■ Written problem:
Each line of the material below that holds the word "text" needs to be copied.

■ Records to use:

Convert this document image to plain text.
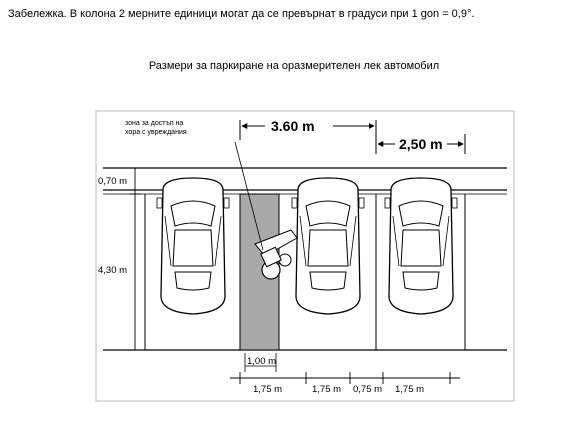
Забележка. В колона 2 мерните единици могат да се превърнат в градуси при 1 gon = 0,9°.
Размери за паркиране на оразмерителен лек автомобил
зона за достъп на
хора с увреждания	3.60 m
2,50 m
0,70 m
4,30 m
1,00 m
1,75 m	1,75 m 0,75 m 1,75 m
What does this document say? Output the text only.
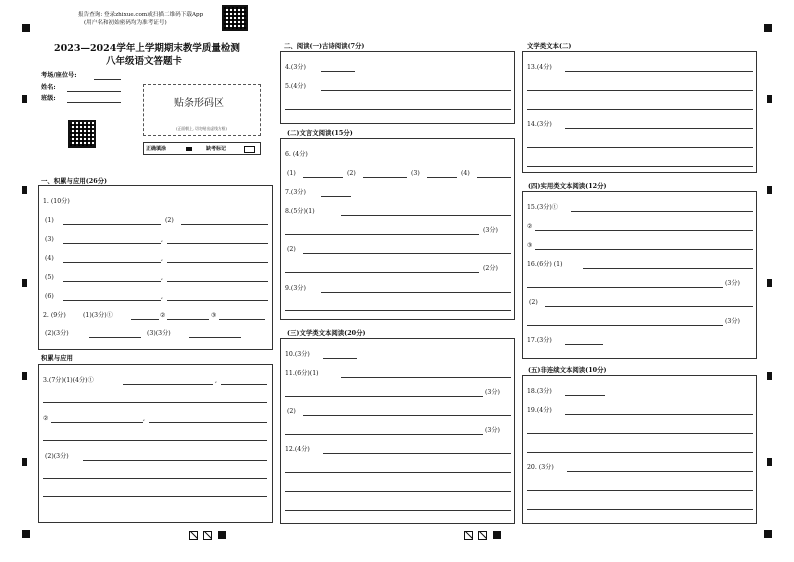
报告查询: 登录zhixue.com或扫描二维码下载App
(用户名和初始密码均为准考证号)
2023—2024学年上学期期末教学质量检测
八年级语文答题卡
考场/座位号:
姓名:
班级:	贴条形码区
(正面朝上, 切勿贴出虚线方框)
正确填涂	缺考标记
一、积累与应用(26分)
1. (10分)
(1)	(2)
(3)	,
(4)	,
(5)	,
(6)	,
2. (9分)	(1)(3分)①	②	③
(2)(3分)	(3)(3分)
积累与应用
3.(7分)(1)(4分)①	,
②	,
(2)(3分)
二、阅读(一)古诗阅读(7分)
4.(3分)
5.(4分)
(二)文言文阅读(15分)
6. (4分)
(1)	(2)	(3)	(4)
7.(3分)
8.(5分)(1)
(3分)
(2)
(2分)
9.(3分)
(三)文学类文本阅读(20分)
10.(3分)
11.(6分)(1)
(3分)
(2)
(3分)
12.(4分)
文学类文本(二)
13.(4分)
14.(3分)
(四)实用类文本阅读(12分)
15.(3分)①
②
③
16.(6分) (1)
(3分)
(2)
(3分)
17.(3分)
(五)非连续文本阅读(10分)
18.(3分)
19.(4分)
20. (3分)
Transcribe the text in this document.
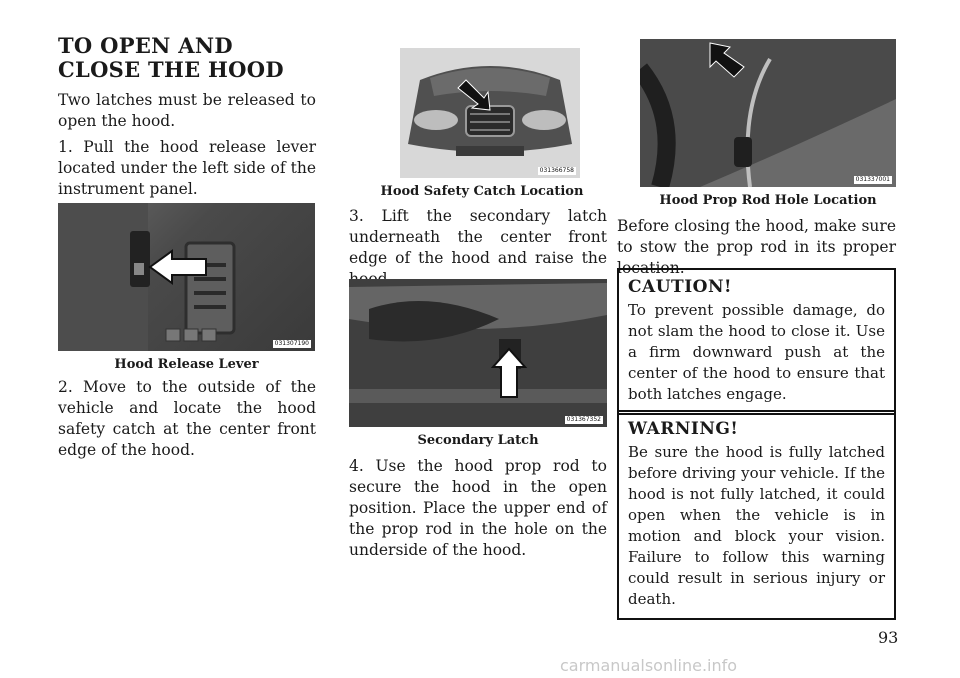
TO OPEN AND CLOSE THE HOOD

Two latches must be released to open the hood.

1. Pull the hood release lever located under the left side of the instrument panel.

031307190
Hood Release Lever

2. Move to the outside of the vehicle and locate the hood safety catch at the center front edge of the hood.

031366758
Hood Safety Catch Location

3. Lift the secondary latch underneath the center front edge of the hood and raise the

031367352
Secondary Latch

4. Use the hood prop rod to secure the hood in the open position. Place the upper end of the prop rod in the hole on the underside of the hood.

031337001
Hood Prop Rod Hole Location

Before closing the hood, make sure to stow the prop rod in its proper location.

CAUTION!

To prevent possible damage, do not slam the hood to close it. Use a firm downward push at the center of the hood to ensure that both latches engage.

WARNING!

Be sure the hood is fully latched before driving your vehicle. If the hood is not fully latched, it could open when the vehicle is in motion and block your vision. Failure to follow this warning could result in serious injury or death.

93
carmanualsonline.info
---
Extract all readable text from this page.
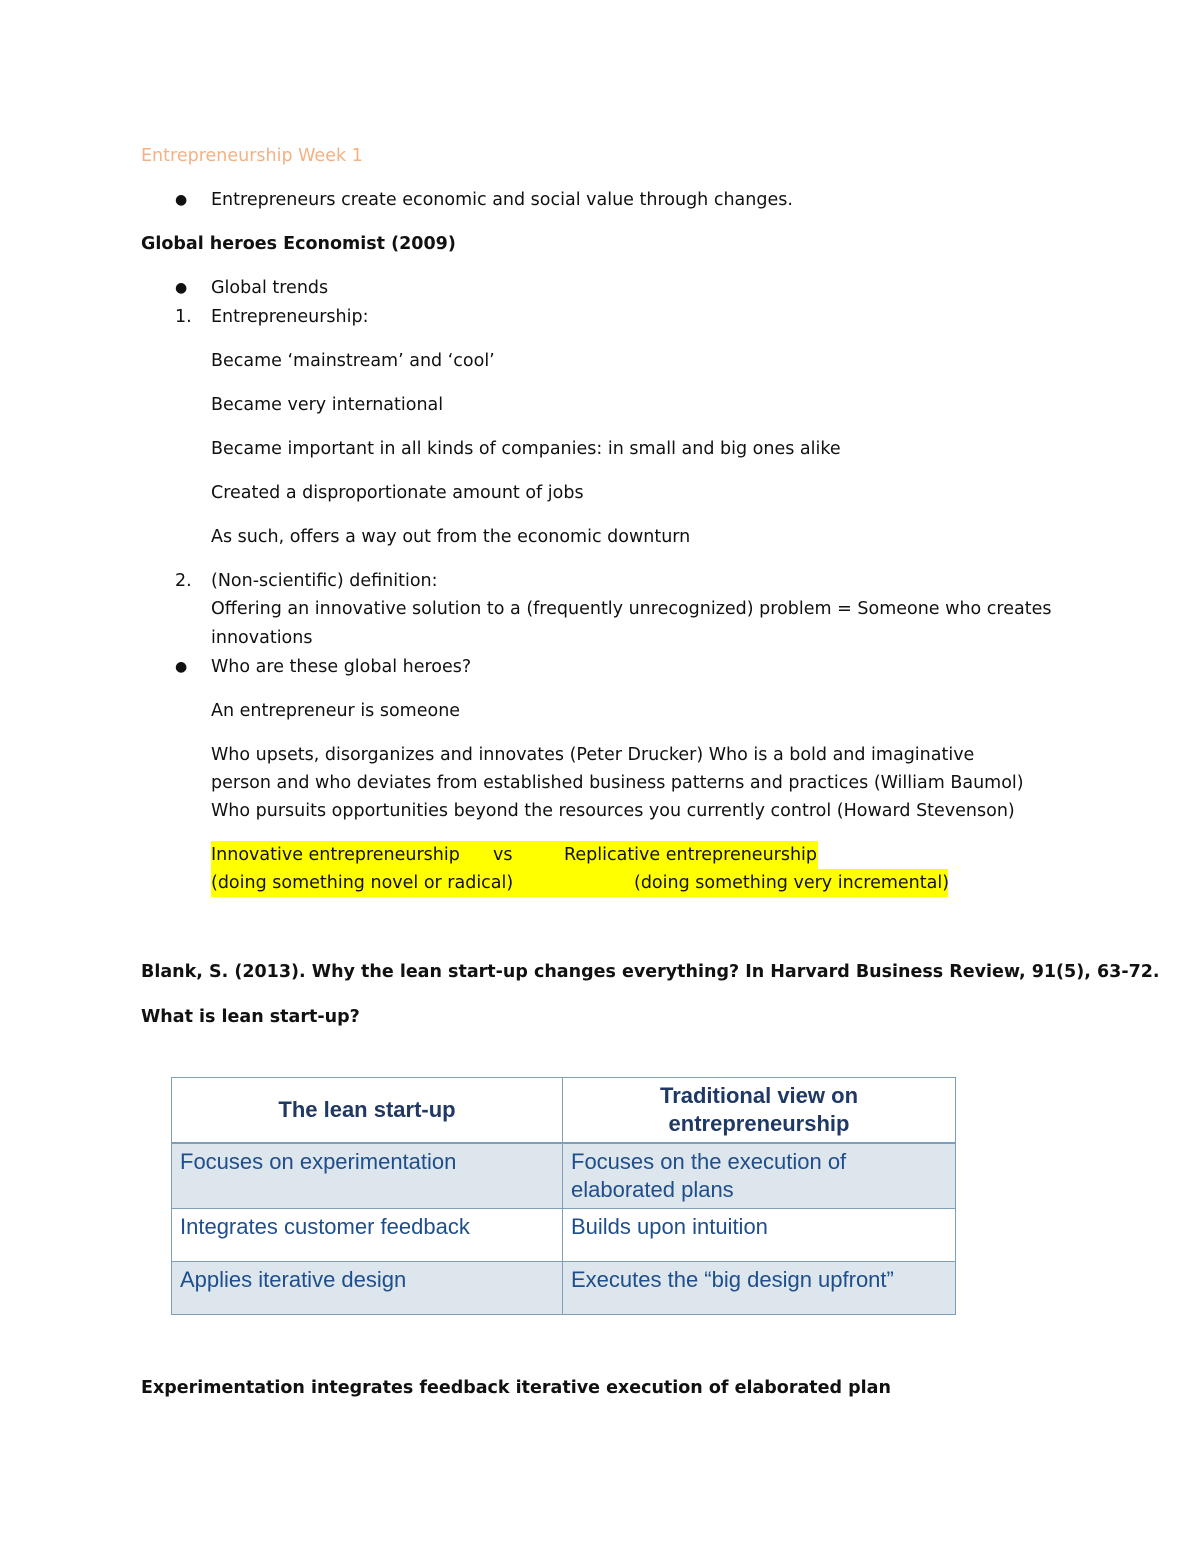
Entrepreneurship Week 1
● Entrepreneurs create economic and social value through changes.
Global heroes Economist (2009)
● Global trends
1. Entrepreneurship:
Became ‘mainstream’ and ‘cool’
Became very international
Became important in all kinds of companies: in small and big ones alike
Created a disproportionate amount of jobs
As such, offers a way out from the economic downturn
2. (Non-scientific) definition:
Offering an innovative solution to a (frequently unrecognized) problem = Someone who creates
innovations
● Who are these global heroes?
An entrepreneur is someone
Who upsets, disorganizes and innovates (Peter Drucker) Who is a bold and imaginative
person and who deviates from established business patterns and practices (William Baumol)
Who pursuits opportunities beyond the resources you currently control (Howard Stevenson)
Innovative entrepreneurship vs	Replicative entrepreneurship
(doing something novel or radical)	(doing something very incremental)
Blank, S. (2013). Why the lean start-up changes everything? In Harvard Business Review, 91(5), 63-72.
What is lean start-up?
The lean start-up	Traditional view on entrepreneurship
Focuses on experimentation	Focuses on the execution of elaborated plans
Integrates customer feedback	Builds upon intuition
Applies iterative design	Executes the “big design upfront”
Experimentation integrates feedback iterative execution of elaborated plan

■ Result of this task:
Convert this document image to plain text.
What does this document say? Output the text only.
Transcribe the text in this document.
Extract all readable text from this page.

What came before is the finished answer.